§ **Prompt**
Copy all of the material word for word, except for the pictures.

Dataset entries
+++
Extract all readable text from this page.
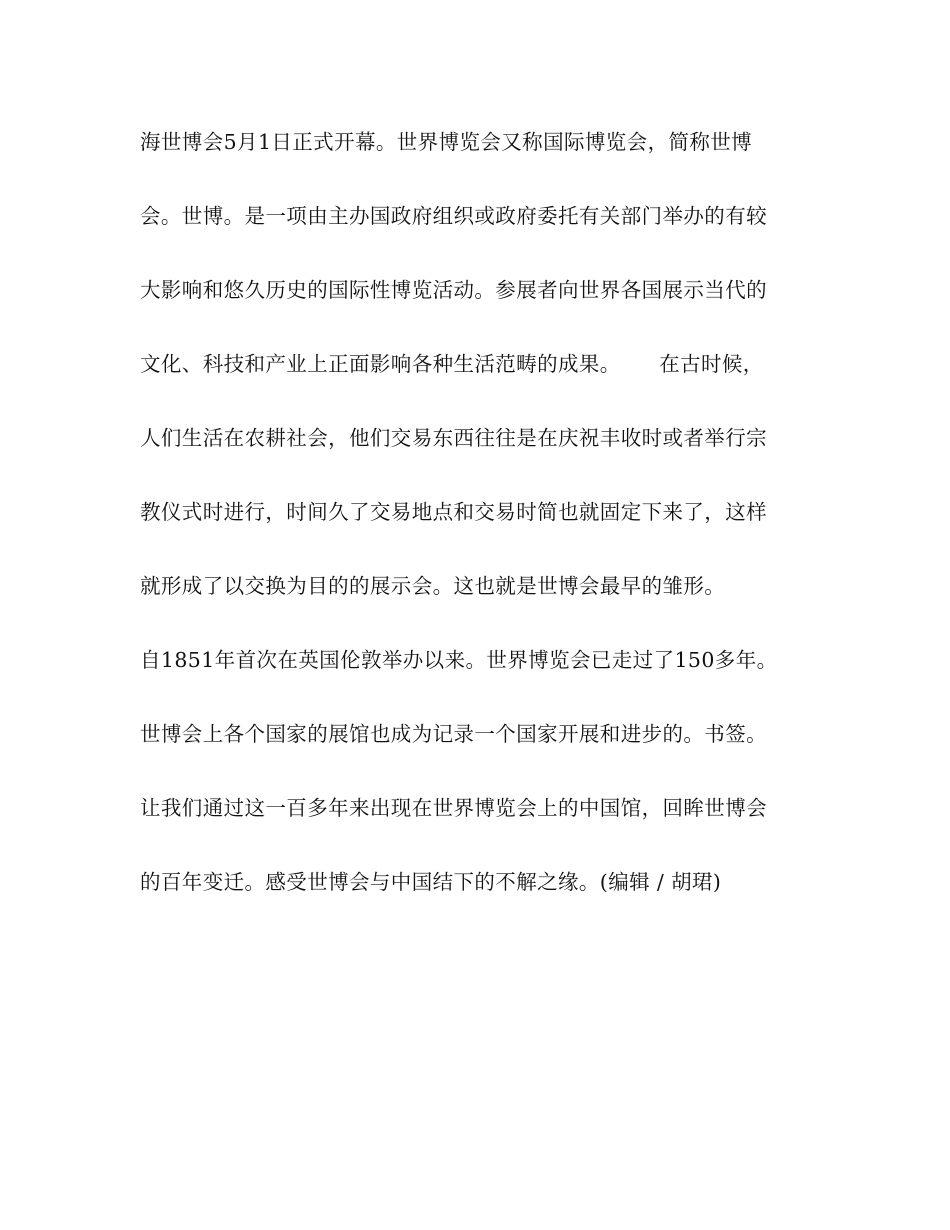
海世博会5月1日正式开幕。世界博览会又称国际博览会，简称世博
会。世博。是一项由主办国政府组织或政府委托有关部门举办的有较
大影响和悠久历史的国际性博览活动。参展者向世界各国展示当代的
文化、科技和产业上正面影响各种生活范畴的成果。　　 在古时候，
人们生活在农耕社会，他们交易东西往往是在庆祝丰收时或者举行宗
教仪式时进行，时间久了交易地点和交易时简也就固定下来了，这样
就形成了以交换为目的的展示会。这也就是世博会最早的雏形。
自1851年首次在英国伦敦举办以来。世界博览会已走过了150多年。
世博会上各个国家的展馆也成为记录一个国家开展和进步的。书签。
让我们通过这一百多年来出现在世界博览会上的中国馆，回眸世博会
的百年变迁。感受世博会与中国结下的不解之缘。(编辑 / 胡珺)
+++
§ **Result for this exercise**
Extract all readable text from this page.
海世博会5月1日正式开幕。世界博览会又称国际博览会，简称世博
会。世博。是一项由主办国政府组织或政府委托有关部门举办的有较
大影响和悠久历史的国际性博览活动。参展者向世界各国展示当代的
文化、科技和产业上正面影响各种生活范畴的成果。　　 在古时候，
人们生活在农耕社会，他们交易东西往往是在庆祝丰收时或者举行宗
教仪式时进行，时间久了交易地点和交易时简也就固定下来了，这样
就形成了以交换为目的的展示会。这也就是世博会最早的雏形。
自1851年首次在英国伦敦举办以来。世界博览会已走过了150多年。
世博会上各个国家的展馆也成为记录一个国家开展和进步的。书签。
让我们通过这一百多年来出现在世界博览会上的中国馆，回眸世博会
的百年变迁。感受世博会与中国结下的不解之缘。(编辑 / 胡珺)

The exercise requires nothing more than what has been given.